**List of tasks**
- 1) Duplicate everything from "I want the program" down to "rob and so on." in the thread on matching partial words in Python.
- 2) Pick up the thread on matching partial words in Python after its final sentence and keep writing it.

**Excerpt to read**
──────────────────────────────
Best matches for a partially specified word in Python

I have a file dict.txt that has all words in the English language.
The user will input their word:
x = raw_input("Enter partial word: ")
Example inputs would be: r-n, --n, -u-, he--o, h-llo and so on, unknown characters would be specified by a underscore preferably instead of (-).
I want the program to come up with a list, of all the best matches that are found in the dictionary.
Example: If partial word was r--, the list would contain run, ran, rat, rob and so on.
Is there any way to do this using for loops?
One easy way to do this would be by using regular expressions. Since it is unclear whether this question is homework, the details are left as an exercise for the reader.
Instead of using _ to denote wildcards, use \w instead. Add \b to the beginning and end of the pattern, then just run the dictionary through a regexp matcher. So -un--- becomes:
>>> import re
>>> re.findall(r'\b\wun\w\w\w\b', "run runner bunt bunter bunted bummer")
['runner', 'bunter', 'bunted']
\w matches any 'word character'. \b matches any word boundary.
──────────────────────────────
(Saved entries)

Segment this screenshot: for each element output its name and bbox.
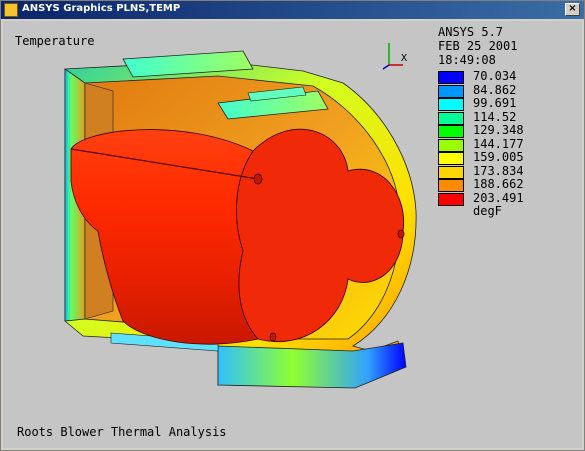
window-title: ANSYS Graphics PLNS,TEMP bbox=[22, 3, 181, 14]
ansys-graphics-window: ANSYS Graphics PLNS,TEMP × Temperature X… bbox=[0, 0, 585, 451]
graphics-viewport[interactable]: Temperature X ANSYS 5.7 FEB 25 2001 18:4… bbox=[3, 21, 582, 448]
title-bar[interactable]: ANSYS Graphics PLNS,TEMP × bbox=[1, 1, 584, 19]
close-button[interactable]: × bbox=[565, 3, 580, 16]
plot-footer-title: Roots Blower Thermal Analysis bbox=[17, 425, 227, 439]
thermal-model-image bbox=[64, 50, 417, 389]
ansys-app-icon bbox=[4, 3, 18, 17]
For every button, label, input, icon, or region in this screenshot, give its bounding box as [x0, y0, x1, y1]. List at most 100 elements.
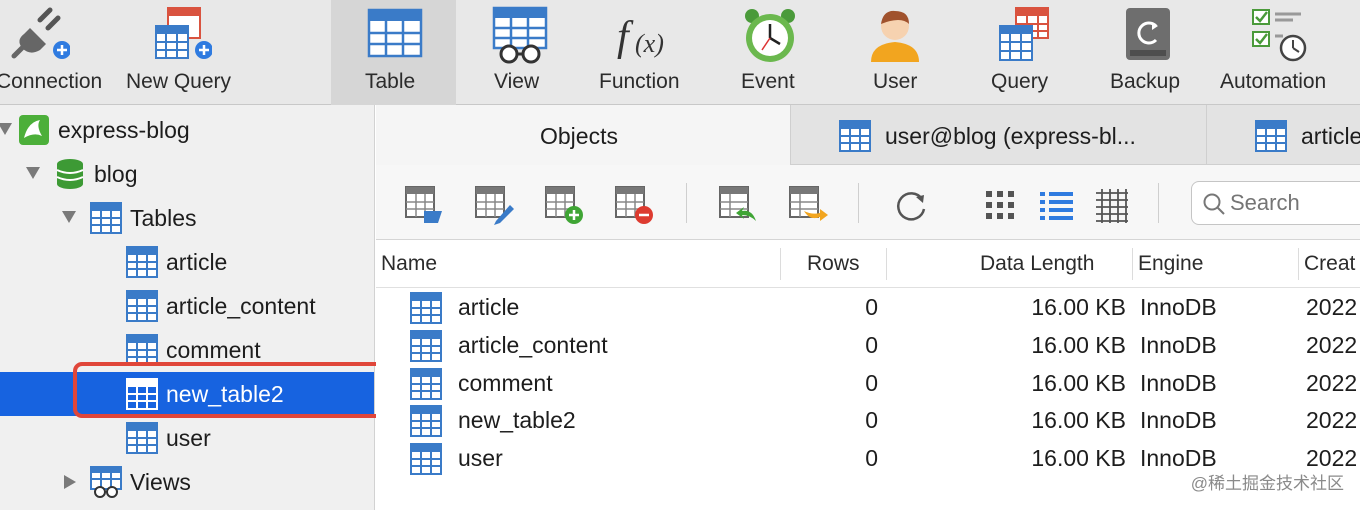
──────────────────────────────
**Expected answers**
- 1)
I want the program to come up with a list, of all the best matches that are found in the dictionary.
Example: If partial word was r--, the list would contain run, ran, rat, rob and so on.

- 2)
If you want to do this repeatedly you should create a index:
wordlist = [word.strip() for word in "run, ran, rat, rob, fish, tree".split(',')]
from collections import defaultdict
class Index(object):
def __init__(self, wordlist=()):
self.trie = defaultdict(set)
for word in wordlist:
self.add_word(word)
def add_word(self, word):
""" adds word to the index """
# save the length of the word
self.trie[len(word)].add(word)
for marker in enumerate(word):
# add word to the set of words with (pos,char)
self.trie[marker].add(word)
def find(self, pattern, wildcard='-' ):
# get all word with matching length as candidates
candidates = self.trie[len(pattern)]
# get all words with all the markers
for marker in enumerate(pattern):
if marker[1] != wildcard:
candidates &= self.trie[marker]
# exit early if there are no candicates
if not candidates:
return None
return candidates
with open('dict.txt', 'rt') as lines:
wordlist = [word.strip() for word in lines]
s = Index(wordlist)
print s.find("r--")
Tries are made for searching strings. This is a simple prefix trie, using a single dict.
Sounds like homework involving searching algorithms or something, but I'll give you a start.
One solution might be to index the file (if this can be done in a reasonable time) into a tree structure with each character representing a node value and each child being all subsequent characters. You could then traverse the tree using the input as a map. A character represents the next node to go to and a dash represents that it should include all child nodes. Every time you hit a leaf n levels deeps with n being the length of the input you know you've found a match.
The nice thing is that once you index, your search will speed up considerably. It's the indexing that can take forever...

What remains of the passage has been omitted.